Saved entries
_ _ _ _ _ _ _

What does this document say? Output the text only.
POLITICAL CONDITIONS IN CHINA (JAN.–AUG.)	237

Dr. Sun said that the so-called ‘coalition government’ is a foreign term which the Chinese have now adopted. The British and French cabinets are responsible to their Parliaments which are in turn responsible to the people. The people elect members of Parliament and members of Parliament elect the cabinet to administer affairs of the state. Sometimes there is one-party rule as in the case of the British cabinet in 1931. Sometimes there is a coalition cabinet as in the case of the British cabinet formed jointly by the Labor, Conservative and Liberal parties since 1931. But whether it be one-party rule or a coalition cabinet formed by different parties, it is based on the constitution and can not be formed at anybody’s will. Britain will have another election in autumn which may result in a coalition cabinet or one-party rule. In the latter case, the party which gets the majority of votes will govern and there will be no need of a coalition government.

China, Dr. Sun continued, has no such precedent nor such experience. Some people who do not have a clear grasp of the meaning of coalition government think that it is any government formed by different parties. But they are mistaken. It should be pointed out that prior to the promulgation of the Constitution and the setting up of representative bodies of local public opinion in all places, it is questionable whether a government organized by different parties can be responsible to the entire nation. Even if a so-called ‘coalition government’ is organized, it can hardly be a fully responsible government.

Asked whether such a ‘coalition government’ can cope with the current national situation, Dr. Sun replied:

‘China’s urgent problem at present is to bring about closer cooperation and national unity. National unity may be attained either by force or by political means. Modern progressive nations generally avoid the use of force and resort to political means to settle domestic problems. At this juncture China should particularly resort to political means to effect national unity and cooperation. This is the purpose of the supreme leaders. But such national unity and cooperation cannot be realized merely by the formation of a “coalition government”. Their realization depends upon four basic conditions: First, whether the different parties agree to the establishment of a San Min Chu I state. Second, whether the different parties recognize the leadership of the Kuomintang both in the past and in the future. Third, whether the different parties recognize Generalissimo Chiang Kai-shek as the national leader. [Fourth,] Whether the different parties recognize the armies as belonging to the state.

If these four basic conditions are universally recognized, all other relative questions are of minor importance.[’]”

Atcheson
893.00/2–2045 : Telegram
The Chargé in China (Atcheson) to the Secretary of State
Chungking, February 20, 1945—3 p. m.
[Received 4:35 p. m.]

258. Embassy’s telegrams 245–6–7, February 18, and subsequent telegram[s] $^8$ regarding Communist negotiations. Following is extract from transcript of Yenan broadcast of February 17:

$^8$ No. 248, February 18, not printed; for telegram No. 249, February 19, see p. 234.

_ _ _ _ _ _ _

### Stated task
Copy every line of the material, please, keeping it exactly the same.

### Result of this exercise
What does this document say? Output the text only.
POLITICAL CONDITIONS IN CHINA (JAN.–AUG.)	237

Dr. Sun said that the so-called ‘coalition government’ is a foreign term which the Chinese have now adopted. The British and French cabinets are responsible to their Parliaments which are in turn responsible to the people. The people elect members of Parliament and members of Parliament elect the cabinet to administer affairs of the state. Sometimes there is one-party rule as in the case of the British cabinet in 1931. Sometimes there is a coalition cabinet as in the case of the British cabinet formed jointly by the Labor, Conservative and Liberal parties since 1931. But whether it be one-party rule or a coalition cabinet formed by different parties, it is based on the constitution and can not be formed at anybody’s will. Britain will have another election in autumn which may result in a coalition cabinet or one-party rule. In the latter case, the party which gets the majority of votes will govern and there will be no need of a coalition government.

China, Dr. Sun continued, has no such precedent nor such experience. Some people who do not have a clear grasp of the meaning of coalition government think that it is any government formed by different parties. But they are mistaken. It should be pointed out that prior to the promulgation of the Constitution and the setting up of representative bodies of local public opinion in all places, it is questionable whether a government organized by different parties can be responsible to the entire nation. Even if a so-called ‘coalition government’ is organized, it can hardly be a fully responsible government.

Asked whether such a ‘coalition government’ can cope with the current national situation, Dr. Sun replied:

‘China’s urgent problem at present is to bring about closer cooperation and national unity. National unity may be attained either by force or by political means. Modern progressive nations generally avoid the use of force and resort to political means to settle domestic problems. At this juncture China should particularly resort to political means to effect national unity and cooperation. This is the purpose of the supreme leaders. But such national unity and cooperation cannot be realized merely by the formation of a “coalition government”. Their realization depends upon four basic conditions: First, whether the different parties agree to the establishment of a San Min Chu I state. Second, whether the different parties recognize the leadership of the Kuomintang both in the past and in the future. Third, whether the different parties recognize Generalissimo Chiang Kai-shek as the national leader. [Fourth,] Whether the different parties recognize the armies as belonging to the state.

If these four basic conditions are universally recognized, all other relative questions are of minor importance.[’]”

Atcheson
893.00/2–2045 : Telegram
The Chargé in China (Atcheson) to the Secretary of State
Chungking, February 20, 1945—3 p. m.
[Received 4:35 p. m.]

258. Embassy’s telegrams 245–6–7, February 18, and subsequent telegram[s] $^8$ regarding Communist negotiations. Following is extract from transcript of Yenan broadcast of February 17:

$^8$ No. 248, February 18, not printed; for telegram No. 249, February 19, see p. 234.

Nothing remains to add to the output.